» **PROBLEM DETAILS**: Each line that holds the word "thrust" should be returned.

begin SUPPLIED MATERIAL

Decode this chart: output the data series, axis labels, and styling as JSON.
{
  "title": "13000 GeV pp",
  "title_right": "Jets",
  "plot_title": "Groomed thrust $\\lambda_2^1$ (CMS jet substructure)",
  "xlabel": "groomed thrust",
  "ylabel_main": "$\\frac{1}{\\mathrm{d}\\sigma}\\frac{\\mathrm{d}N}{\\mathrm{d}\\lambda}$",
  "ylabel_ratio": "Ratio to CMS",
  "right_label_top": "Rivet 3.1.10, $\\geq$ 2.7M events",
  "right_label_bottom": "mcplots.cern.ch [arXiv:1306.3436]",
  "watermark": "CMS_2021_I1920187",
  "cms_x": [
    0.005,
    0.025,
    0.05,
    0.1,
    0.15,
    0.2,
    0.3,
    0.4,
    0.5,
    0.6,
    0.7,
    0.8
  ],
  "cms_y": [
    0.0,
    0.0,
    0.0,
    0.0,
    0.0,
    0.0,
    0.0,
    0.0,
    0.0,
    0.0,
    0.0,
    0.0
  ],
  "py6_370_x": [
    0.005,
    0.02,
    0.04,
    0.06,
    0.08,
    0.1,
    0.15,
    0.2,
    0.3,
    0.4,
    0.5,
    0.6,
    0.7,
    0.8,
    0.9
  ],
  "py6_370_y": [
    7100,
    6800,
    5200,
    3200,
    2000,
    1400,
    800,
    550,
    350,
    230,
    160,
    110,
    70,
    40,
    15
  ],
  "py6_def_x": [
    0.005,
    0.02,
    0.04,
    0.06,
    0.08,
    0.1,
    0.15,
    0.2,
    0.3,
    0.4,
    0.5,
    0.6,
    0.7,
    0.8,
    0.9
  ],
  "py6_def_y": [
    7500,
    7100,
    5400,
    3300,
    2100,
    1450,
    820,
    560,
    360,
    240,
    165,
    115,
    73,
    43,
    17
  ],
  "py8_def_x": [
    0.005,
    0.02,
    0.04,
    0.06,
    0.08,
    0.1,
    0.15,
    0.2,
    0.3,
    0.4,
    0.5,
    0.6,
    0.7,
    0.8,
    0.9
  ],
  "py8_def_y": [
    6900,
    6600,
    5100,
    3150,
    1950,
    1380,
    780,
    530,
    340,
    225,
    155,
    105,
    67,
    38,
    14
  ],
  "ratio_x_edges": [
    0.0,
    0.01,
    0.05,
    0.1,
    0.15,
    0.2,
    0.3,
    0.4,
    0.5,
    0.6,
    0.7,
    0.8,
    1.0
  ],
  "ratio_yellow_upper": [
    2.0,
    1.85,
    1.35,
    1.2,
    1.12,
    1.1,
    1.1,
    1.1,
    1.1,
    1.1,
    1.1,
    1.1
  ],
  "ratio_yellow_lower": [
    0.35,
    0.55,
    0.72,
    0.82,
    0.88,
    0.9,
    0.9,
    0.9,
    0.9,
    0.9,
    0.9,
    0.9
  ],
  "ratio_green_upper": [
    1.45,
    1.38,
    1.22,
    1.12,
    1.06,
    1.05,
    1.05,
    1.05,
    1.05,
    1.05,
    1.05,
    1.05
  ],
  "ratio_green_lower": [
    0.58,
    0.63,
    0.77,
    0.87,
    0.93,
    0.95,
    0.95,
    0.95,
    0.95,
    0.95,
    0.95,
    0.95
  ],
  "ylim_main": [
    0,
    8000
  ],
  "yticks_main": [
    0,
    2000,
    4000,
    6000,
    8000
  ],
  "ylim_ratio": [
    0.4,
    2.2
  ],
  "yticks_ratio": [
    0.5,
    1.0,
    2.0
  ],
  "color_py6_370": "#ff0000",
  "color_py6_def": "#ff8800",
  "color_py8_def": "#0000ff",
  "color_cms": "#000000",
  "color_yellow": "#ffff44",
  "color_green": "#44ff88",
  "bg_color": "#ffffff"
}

end SUPPLIED MATERIAL

» **FULL ANSWER**:
  "plot_title": "Groomed thrust $\\lambda_2^1$ (CMS jet substructure)",
  "xlabel": "groomed thrust",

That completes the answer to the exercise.